Task requirements
Each line of the listing that contains the word "when" is to be copied.

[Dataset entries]
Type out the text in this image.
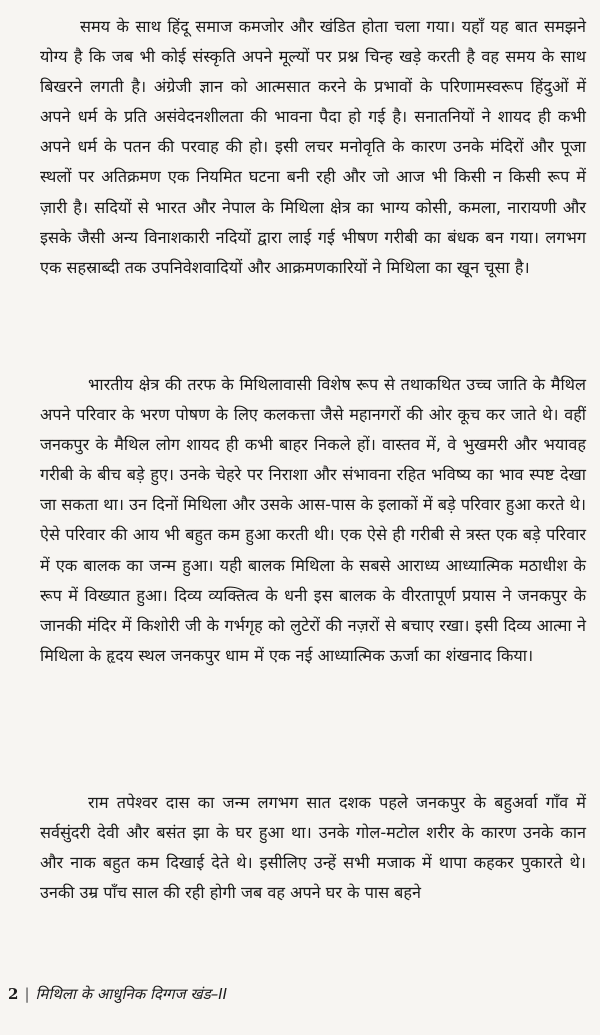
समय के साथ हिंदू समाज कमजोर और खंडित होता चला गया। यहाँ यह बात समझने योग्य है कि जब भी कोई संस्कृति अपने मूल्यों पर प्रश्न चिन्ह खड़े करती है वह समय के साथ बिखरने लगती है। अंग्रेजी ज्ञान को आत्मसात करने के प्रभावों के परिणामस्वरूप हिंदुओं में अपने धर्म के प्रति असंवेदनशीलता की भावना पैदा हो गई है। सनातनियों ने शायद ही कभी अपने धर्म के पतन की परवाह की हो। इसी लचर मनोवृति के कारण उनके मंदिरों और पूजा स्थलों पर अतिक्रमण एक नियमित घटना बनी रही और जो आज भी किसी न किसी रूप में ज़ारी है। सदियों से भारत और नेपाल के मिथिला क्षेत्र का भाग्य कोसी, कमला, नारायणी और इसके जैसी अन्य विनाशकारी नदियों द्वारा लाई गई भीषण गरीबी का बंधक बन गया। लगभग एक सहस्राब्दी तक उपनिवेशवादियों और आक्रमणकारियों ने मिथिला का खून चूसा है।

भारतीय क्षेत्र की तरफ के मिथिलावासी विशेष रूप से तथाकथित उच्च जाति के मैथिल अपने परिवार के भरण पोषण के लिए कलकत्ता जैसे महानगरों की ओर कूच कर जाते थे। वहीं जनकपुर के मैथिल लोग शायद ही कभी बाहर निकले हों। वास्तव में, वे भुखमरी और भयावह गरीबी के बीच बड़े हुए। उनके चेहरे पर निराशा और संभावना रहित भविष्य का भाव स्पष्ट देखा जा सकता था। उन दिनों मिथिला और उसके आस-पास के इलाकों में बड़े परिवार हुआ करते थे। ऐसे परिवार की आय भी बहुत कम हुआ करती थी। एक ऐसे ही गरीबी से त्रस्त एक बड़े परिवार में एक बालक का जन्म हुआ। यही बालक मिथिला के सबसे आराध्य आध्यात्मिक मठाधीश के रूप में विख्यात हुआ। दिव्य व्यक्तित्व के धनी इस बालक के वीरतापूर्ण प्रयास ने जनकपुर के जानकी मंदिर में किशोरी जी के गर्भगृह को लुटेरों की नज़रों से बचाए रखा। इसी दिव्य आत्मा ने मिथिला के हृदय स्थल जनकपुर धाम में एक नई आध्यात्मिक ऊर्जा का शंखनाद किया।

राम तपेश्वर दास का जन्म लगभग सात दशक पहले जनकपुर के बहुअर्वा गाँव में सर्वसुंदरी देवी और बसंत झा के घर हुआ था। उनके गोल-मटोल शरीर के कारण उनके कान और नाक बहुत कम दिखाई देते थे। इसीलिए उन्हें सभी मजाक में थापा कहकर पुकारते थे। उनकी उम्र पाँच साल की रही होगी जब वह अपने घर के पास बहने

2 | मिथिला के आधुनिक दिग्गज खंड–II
...
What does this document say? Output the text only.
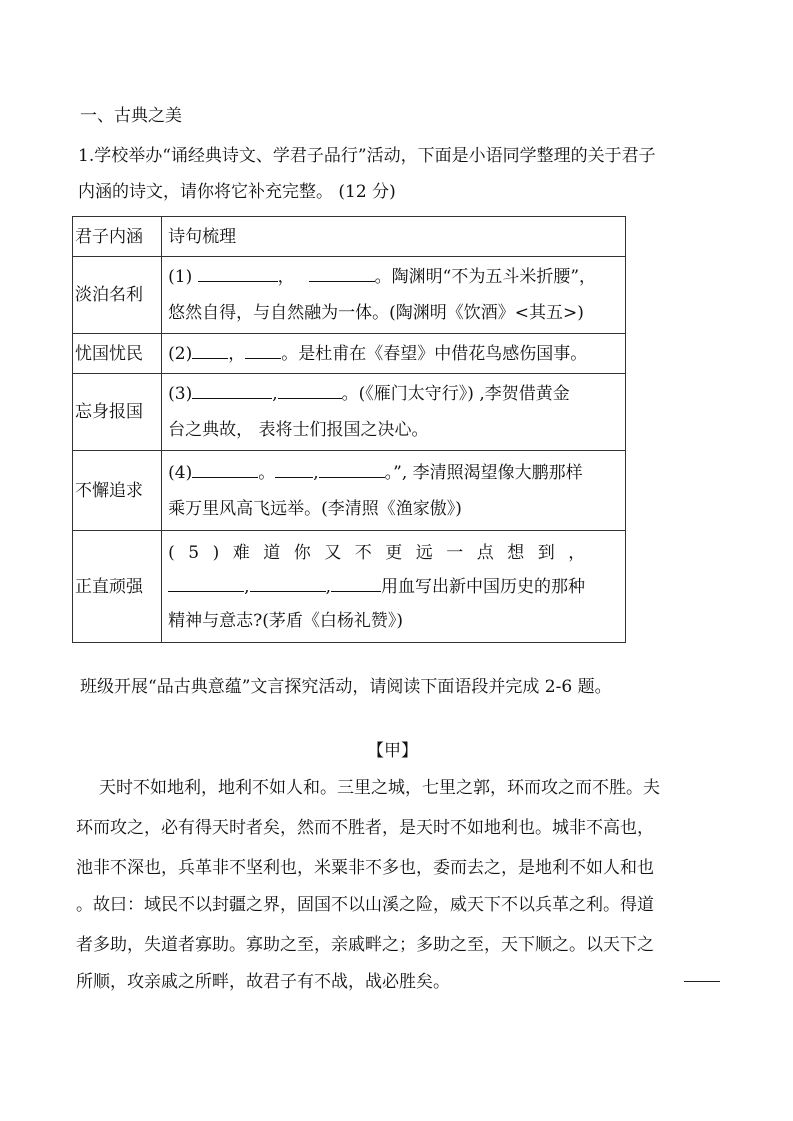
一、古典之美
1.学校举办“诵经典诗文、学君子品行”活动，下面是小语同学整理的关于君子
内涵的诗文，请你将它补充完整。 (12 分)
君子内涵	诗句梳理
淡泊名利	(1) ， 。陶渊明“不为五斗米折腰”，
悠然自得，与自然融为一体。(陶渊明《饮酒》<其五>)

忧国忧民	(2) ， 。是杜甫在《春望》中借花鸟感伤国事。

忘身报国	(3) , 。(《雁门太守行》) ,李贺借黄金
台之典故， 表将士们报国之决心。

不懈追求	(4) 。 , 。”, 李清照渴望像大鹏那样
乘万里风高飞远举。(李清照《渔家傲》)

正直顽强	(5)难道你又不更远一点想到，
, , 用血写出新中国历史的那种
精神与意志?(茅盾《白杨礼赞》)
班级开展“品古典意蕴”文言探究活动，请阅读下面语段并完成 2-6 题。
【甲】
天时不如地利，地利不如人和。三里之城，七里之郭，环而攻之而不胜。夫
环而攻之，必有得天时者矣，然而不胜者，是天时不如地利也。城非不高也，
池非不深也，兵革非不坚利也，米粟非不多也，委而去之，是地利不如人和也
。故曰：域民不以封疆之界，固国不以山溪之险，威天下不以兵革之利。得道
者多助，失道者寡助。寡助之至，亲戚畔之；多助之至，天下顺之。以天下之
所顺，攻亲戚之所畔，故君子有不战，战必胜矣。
--
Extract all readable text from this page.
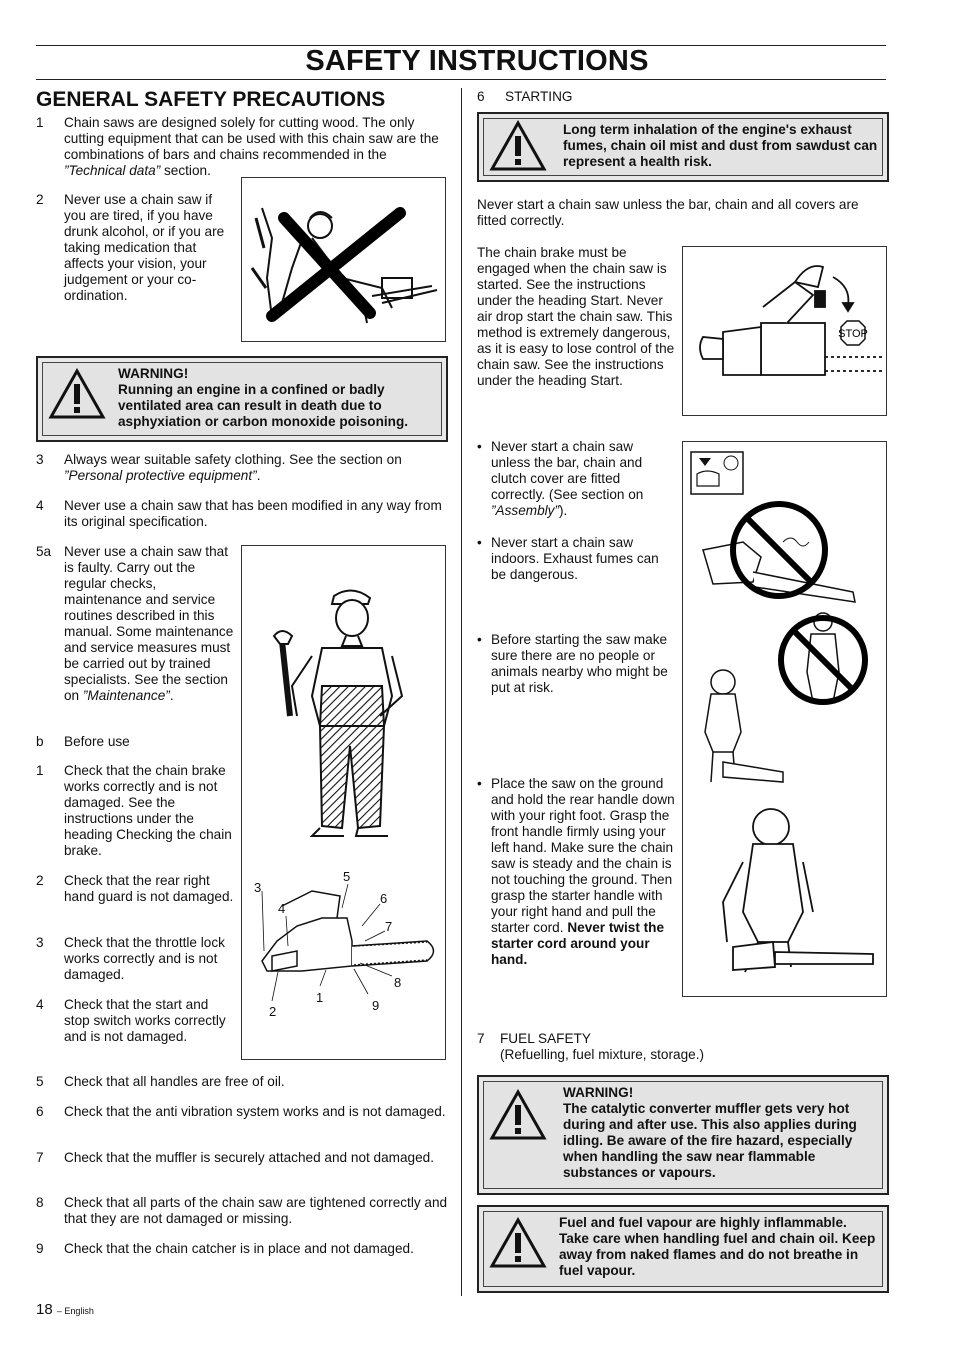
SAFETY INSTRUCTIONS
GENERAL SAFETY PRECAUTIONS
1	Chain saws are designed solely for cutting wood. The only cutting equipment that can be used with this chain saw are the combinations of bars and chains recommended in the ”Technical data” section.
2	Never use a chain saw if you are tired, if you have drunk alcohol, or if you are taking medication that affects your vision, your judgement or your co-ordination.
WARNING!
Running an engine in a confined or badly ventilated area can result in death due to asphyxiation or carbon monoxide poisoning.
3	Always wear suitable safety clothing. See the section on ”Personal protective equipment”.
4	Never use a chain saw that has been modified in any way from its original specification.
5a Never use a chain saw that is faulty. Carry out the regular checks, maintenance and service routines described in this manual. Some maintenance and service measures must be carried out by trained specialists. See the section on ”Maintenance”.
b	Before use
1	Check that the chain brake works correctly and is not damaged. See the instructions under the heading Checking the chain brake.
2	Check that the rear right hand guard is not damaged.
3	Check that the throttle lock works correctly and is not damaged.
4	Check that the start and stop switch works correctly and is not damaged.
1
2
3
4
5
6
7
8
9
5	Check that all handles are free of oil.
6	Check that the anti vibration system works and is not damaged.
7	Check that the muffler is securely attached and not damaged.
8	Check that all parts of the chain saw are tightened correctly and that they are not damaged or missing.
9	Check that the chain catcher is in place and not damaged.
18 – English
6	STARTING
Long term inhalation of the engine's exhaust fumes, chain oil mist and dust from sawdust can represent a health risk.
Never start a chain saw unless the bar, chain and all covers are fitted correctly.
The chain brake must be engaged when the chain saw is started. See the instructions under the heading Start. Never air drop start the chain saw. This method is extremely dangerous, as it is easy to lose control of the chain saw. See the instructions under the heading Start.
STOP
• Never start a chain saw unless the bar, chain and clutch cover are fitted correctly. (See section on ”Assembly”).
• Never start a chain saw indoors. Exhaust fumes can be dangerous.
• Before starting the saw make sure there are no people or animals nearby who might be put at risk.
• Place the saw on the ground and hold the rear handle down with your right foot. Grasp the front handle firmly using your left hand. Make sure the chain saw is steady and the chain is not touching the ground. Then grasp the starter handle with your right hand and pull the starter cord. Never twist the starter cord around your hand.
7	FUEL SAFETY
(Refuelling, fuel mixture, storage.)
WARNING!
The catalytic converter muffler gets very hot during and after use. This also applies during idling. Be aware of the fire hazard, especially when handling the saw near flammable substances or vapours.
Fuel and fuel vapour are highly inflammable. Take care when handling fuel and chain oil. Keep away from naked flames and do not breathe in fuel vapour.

Result of this exercise
The chain brake must be engaged when the chain saw is started. See the instructions under the heading Start. Never air drop start the chain saw. This method is extremely dangerous, as it is easy to lose control of the chain saw. See the instructions under the heading Start.
The catalytic converter muffler gets very hot during and after use. This also applies during idling. Be aware of the fire hazard, especially when handling the saw near flammable substances or vapours.
Fuel and fuel vapour are highly inflammable. Take care when handling fuel and chain oil. Keep away from naked flames and do not breathe in fuel vapour.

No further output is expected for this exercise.